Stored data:
● ● ● ●
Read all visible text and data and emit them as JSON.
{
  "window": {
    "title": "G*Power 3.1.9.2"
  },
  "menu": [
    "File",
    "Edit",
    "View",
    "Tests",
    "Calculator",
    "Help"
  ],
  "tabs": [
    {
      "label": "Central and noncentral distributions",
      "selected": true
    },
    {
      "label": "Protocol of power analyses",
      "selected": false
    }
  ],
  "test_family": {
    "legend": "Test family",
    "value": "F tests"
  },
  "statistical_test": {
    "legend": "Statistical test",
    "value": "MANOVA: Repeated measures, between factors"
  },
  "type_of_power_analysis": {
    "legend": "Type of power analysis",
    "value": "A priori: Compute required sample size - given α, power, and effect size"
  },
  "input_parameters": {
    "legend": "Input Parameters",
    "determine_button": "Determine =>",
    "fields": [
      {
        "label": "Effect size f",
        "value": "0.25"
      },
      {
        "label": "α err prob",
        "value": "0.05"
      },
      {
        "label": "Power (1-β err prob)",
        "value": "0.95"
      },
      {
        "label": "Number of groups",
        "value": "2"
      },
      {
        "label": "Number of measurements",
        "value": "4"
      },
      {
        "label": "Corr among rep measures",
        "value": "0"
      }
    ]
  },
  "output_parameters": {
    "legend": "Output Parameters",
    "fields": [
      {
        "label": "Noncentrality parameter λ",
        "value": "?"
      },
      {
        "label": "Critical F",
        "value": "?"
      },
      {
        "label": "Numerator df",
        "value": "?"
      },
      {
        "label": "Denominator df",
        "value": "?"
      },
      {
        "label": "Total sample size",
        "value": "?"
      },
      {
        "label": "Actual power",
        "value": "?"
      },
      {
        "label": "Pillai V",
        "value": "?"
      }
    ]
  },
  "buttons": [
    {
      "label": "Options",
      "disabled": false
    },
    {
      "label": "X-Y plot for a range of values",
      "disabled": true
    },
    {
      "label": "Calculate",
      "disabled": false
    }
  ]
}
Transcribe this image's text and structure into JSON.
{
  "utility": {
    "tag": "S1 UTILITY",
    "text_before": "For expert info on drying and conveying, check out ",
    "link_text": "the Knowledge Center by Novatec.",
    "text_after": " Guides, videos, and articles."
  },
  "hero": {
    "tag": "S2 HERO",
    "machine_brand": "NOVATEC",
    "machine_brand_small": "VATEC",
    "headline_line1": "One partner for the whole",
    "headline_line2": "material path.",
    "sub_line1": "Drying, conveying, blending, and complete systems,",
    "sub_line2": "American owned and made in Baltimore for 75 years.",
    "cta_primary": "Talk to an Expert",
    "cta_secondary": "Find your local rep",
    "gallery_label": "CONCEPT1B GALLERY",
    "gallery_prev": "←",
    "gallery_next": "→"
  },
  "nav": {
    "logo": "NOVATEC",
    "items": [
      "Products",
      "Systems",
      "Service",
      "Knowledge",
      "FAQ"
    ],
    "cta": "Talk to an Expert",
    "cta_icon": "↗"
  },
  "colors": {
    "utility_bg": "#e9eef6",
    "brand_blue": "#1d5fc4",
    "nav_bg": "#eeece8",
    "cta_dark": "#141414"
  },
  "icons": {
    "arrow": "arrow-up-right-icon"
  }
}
● ● ● ●
### [WHAT TO WORK ON]
Copy out each line exactly.

### [FINISHED TASK]
Read all visible text and data and emit them as JSON.
{
  "window": {
    "title": "G*Power 3.1.9.2"
  },
  "menu": [
    "File",
    "Edit",
    "View",
    "Tests",
    "Calculator",
    "Help"
  ],
  "tabs": [
    {
      "label": "Central and noncentral distributions",
      "selected": true
    },
    {
      "label": "Protocol of power analyses",
      "selected": false
    }
  ],
  "test_family": {
    "legend": "Test family",
    "value": "F tests"
  },
  "statistical_test": {
    "legend": "Statistical test",
    "value": "MANOVA: Repeated measures, between factors"
  },
  "type_of_power_analysis": {
    "legend": "Type of power analysis",
    "value": "A priori: Compute required sample size - given α, power, and effect size"
  },
  "input_parameters": {
    "legend": "Input Parameters",
    "determine_button": "Determine =>",
    "fields": [
      {
        "label": "Effect size f",
        "value": "0.25"
      },
      {
        "label": "α err prob",
        "value": "0.05"
      },
      {
        "label": "Power (1-β err prob)",
        "value": "0.95"
      },
      {
        "label": "Number of groups",
        "value": "2"
      },
      {
        "label": "Number of measurements",
        "value": "4"
      },
      {
        "label": "Corr among rep measures",
        "value": "0"
      }
    ]
  },
  "output_parameters": {
    "legend": "Output Parameters",
    "fields": [
      {
        "label": "Noncentrality parameter λ",
        "value": "?"
      },
      {
        "label": "Critical F",
        "value": "?"
      },
      {
        "label": "Numerator df",
        "value": "?"
      },
      {
        "label": "Denominator df",
        "value": "?"
      },
      {
        "label": "Total sample size",
        "value": "?"
      },
      {
        "label": "Actual power",
        "value": "?"
      },
      {
        "label": "Pillai V",
        "value": "?"
      }
    ]
  },
  "buttons": [
    {
      "label": "Options",
      "disabled": false
    },
    {
      "label": "X-Y plot for a range of values",
      "disabled": true
    },
    {
      "label": "Calculate",
      "disabled": false
    }
  ]
}
Transcribe this image's text and structure into JSON.
{
  "utility": {
    "tag": "S1 UTILITY",
    "text_before": "For expert info on drying and conveying, check out ",
    "link_text": "the Knowledge Center by Novatec.",
    "text_after": " Guides, videos, and articles."
  },
  "hero": {
    "tag": "S2 HERO",
    "machine_brand": "NOVATEC",
    "machine_brand_small": "VATEC",
    "headline_line1": "One partner for the whole",
    "headline_line2": "material path.",
    "sub_line1": "Drying, conveying, blending, and complete systems,",
    "sub_line2": "American owned and made in Baltimore for 75 years.",
    "cta_primary": "Talk to an Expert",
    "cta_secondary": "Find your local rep",
    "gallery_label": "CONCEPT1B GALLERY",
    "gallery_prev": "←",
    "gallery_next": "→"
  },
  "nav": {
    "logo": "NOVATEC",
    "items": [
      "Products",
      "Systems",
      "Service",
      "Knowledge",
      "FAQ"
    ],
    "cta": "Talk to an Expert",
    "cta_icon": "↗"
  },
  "colors": {
    "utility_bg": "#e9eef6",
    "brand_blue": "#1d5fc4",
    "nav_bg": "#eeece8",
    "cta_dark": "#141414"
  },
  "icons": {
    "arrow": "arrow-up-right-icon"
  }
}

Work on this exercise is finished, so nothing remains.